start Data excerpts

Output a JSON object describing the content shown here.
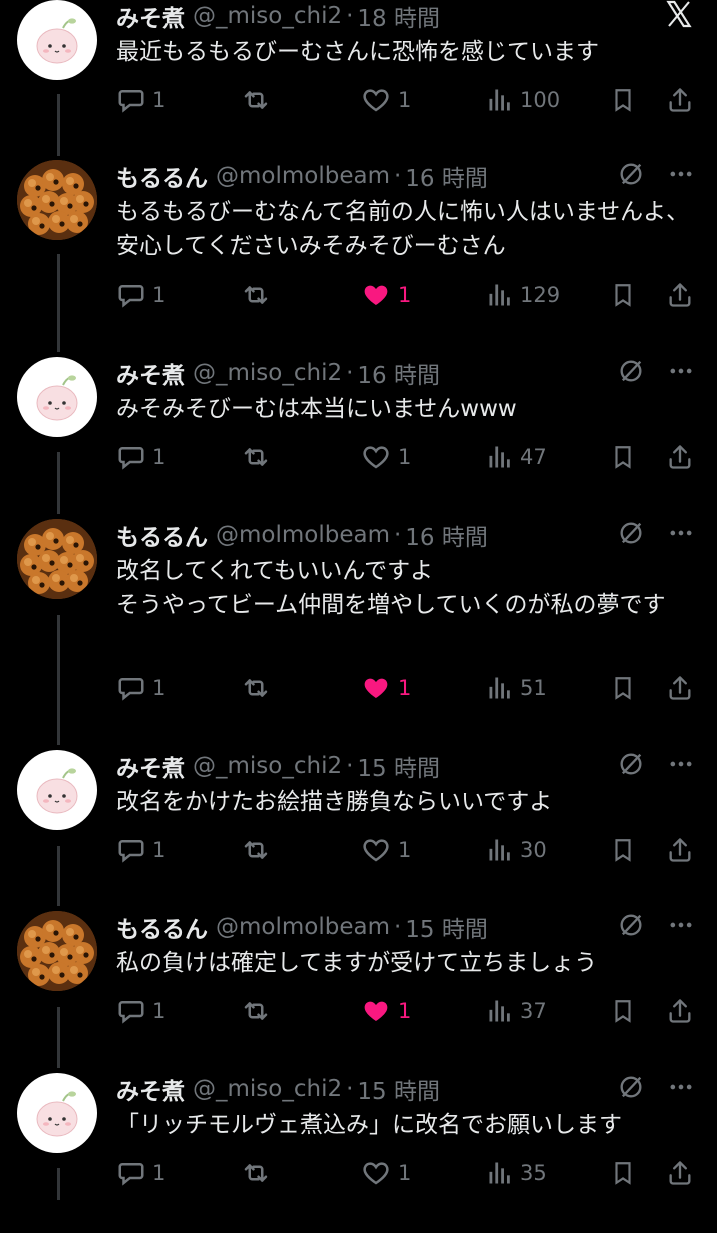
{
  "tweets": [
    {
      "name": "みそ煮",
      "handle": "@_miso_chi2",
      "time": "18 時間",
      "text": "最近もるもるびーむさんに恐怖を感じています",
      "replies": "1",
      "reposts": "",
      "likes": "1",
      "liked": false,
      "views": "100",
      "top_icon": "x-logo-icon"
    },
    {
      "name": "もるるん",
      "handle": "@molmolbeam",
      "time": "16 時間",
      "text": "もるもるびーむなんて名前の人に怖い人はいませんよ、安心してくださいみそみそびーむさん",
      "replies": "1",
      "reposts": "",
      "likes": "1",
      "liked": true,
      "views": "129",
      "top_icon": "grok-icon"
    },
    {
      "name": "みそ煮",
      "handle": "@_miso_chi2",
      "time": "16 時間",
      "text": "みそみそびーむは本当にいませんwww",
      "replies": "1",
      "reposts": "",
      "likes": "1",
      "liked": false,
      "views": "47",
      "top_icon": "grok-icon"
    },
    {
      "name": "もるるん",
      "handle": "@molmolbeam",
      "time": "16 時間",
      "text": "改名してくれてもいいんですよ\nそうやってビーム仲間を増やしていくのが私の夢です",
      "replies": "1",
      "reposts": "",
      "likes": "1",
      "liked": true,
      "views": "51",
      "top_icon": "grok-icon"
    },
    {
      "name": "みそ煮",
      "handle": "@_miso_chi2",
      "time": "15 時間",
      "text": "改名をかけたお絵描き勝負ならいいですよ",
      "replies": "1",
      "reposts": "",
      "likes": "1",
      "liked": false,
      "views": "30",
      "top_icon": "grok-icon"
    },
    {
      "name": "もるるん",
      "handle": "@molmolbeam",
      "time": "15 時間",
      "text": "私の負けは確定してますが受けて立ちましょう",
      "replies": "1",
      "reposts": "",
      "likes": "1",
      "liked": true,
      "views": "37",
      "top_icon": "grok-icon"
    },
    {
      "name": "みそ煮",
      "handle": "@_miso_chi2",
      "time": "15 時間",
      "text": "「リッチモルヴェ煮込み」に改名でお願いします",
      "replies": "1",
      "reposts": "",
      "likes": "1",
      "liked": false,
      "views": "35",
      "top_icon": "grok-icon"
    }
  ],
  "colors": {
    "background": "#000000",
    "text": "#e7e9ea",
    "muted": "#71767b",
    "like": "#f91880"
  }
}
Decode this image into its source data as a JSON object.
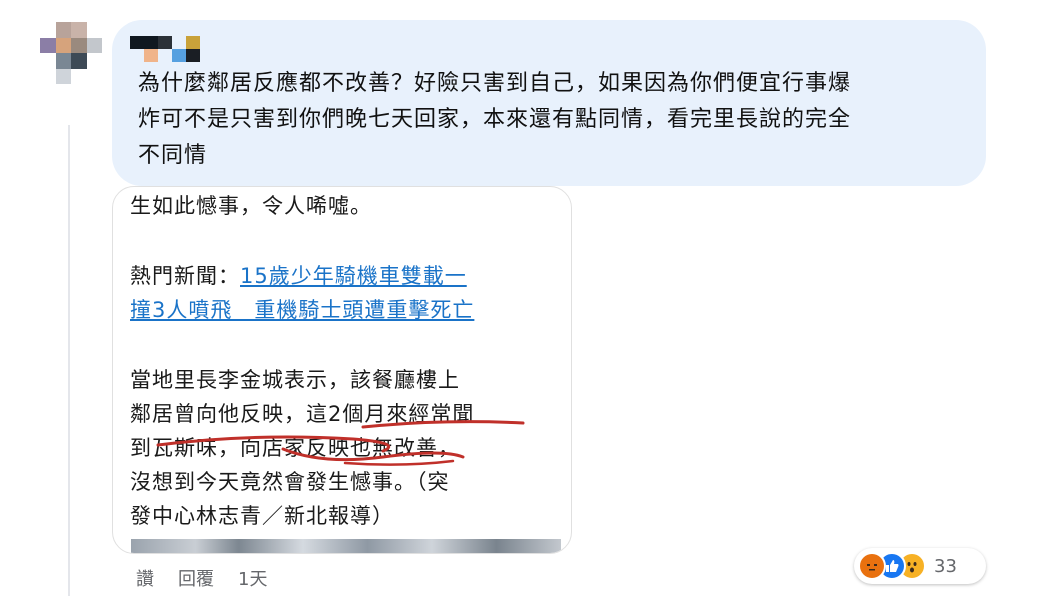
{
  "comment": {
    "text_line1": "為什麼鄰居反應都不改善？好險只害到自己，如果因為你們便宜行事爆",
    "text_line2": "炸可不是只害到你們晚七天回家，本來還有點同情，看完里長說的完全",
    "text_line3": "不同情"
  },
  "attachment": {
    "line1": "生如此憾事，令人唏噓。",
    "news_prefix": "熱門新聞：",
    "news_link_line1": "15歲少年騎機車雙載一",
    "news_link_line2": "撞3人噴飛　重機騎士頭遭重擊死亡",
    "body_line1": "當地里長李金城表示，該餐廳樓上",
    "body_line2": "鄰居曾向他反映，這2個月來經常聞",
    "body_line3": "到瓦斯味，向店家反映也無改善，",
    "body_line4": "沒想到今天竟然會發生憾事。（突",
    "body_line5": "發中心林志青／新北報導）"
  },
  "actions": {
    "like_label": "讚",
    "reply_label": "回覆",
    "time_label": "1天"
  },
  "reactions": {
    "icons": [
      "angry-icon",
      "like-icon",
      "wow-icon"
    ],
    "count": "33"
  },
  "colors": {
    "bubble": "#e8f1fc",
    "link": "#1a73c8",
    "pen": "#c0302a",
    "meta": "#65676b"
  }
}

end Data excerpts

§ Task brief
Exactly reproduce the entries above, minus the pictures.

§ Worked solution
Output a JSON object describing the content shown here.
{
  "tweets": [
    {
      "name": "みそ煮",
      "handle": "@_miso_chi2",
      "time": "18 時間",
      "text": "最近もるもるびーむさんに恐怖を感じています",
      "replies": "1",
      "reposts": "",
      "likes": "1",
      "liked": false,
      "views": "100",
      "top_icon": "x-logo-icon"
    },
    {
      "name": "もるるん",
      "handle": "@molmolbeam",
      "time": "16 時間",
      "text": "もるもるびーむなんて名前の人に怖い人はいませんよ、安心してくださいみそみそびーむさん",
      "replies": "1",
      "reposts": "",
      "likes": "1",
      "liked": true,
      "views": "129",
      "top_icon": "grok-icon"
    },
    {
      "name": "みそ煮",
      "handle": "@_miso_chi2",
      "time": "16 時間",
      "text": "みそみそびーむは本当にいませんwww",
      "replies": "1",
      "reposts": "",
      "likes": "1",
      "liked": false,
      "views": "47",
      "top_icon": "grok-icon"
    },
    {
      "name": "もるるん",
      "handle": "@molmolbeam",
      "time": "16 時間",
      "text": "改名してくれてもいいんですよ\nそうやってビーム仲間を増やしていくのが私の夢です",
      "replies": "1",
      "reposts": "",
      "likes": "1",
      "liked": true,
      "views": "51",
      "top_icon": "grok-icon"
    },
    {
      "name": "みそ煮",
      "handle": "@_miso_chi2",
      "time": "15 時間",
      "text": "改名をかけたお絵描き勝負ならいいですよ",
      "replies": "1",
      "reposts": "",
      "likes": "1",
      "liked": false,
      "views": "30",
      "top_icon": "grok-icon"
    },
    {
      "name": "もるるん",
      "handle": "@molmolbeam",
      "time": "15 時間",
      "text": "私の負けは確定してますが受けて立ちましょう",
      "replies": "1",
      "reposts": "",
      "likes": "1",
      "liked": true,
      "views": "37",
      "top_icon": "grok-icon"
    },
    {
      "name": "みそ煮",
      "handle": "@_miso_chi2",
      "time": "15 時間",
      "text": "「リッチモルヴェ煮込み」に改名でお願いします",
      "replies": "1",
      "reposts": "",
      "likes": "1",
      "liked": false,
      "views": "35",
      "top_icon": "grok-icon"
    }
  ],
  "colors": {
    "background": "#000000",
    "text": "#e7e9ea",
    "muted": "#71767b",
    "like": "#f91880"
  }
}
Decode this image into its source data as a JSON object.
{
  "comment": {
    "text_line1": "為什麼鄰居反應都不改善？好險只害到自己，如果因為你們便宜行事爆",
    "text_line2": "炸可不是只害到你們晚七天回家，本來還有點同情，看完里長說的完全",
    "text_line3": "不同情"
  },
  "attachment": {
    "line1": "生如此憾事，令人唏噓。",
    "news_prefix": "熱門新聞：",
    "news_link_line1": "15歲少年騎機車雙載一",
    "news_link_line2": "撞3人噴飛　重機騎士頭遭重擊死亡",
    "body_line1": "當地里長李金城表示，該餐廳樓上",
    "body_line2": "鄰居曾向他反映，這2個月來經常聞",
    "body_line3": "到瓦斯味，向店家反映也無改善，",
    "body_line4": "沒想到今天竟然會發生憾事。（突",
    "body_line5": "發中心林志青／新北報導）"
  },
  "actions": {
    "like_label": "讚",
    "reply_label": "回覆",
    "time_label": "1天"
  },
  "reactions": {
    "icons": [
      "angry-icon",
      "like-icon",
      "wow-icon"
    ],
    "count": "33"
  },
  "colors": {
    "bubble": "#e8f1fc",
    "link": "#1a73c8",
    "pen": "#c0302a",
    "meta": "#65676b"
  }
}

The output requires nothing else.